*PROBLEM REQUIREMENTS*
Read the material below. Count the lines containing "represents" and give that count alone.

*RECORDS SUPPLIED*
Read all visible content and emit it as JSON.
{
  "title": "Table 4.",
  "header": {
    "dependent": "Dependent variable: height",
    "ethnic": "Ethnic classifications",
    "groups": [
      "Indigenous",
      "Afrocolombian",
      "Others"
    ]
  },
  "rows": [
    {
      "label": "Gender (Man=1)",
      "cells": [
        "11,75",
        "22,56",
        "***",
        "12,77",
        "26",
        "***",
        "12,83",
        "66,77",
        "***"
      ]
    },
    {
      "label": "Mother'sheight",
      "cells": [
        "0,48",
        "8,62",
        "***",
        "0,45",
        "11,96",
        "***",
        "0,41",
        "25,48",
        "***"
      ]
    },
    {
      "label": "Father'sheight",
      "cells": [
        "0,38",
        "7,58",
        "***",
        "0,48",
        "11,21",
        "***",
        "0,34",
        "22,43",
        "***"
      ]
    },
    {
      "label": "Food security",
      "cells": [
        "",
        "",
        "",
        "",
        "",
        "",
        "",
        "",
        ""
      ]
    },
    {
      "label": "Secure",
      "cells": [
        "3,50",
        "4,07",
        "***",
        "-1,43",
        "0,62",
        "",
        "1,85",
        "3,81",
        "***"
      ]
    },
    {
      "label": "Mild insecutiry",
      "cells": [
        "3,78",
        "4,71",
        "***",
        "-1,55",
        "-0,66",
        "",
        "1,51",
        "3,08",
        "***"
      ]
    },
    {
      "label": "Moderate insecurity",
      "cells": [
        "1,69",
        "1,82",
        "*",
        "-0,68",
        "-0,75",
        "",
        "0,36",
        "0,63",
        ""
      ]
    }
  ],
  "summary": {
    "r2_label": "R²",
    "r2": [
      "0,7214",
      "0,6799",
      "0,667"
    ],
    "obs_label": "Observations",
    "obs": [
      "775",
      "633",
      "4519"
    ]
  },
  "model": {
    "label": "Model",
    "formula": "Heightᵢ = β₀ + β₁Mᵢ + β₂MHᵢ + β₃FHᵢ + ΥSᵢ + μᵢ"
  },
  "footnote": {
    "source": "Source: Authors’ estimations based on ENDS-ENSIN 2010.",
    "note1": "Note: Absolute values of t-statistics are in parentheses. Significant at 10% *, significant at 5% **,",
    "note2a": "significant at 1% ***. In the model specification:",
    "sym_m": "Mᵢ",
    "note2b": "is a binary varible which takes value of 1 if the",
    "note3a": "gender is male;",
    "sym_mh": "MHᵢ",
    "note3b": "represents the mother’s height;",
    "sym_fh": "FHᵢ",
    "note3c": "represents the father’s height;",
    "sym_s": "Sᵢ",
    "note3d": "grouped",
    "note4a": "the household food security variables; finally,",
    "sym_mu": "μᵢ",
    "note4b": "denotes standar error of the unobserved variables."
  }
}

*FINISHED TASK*
2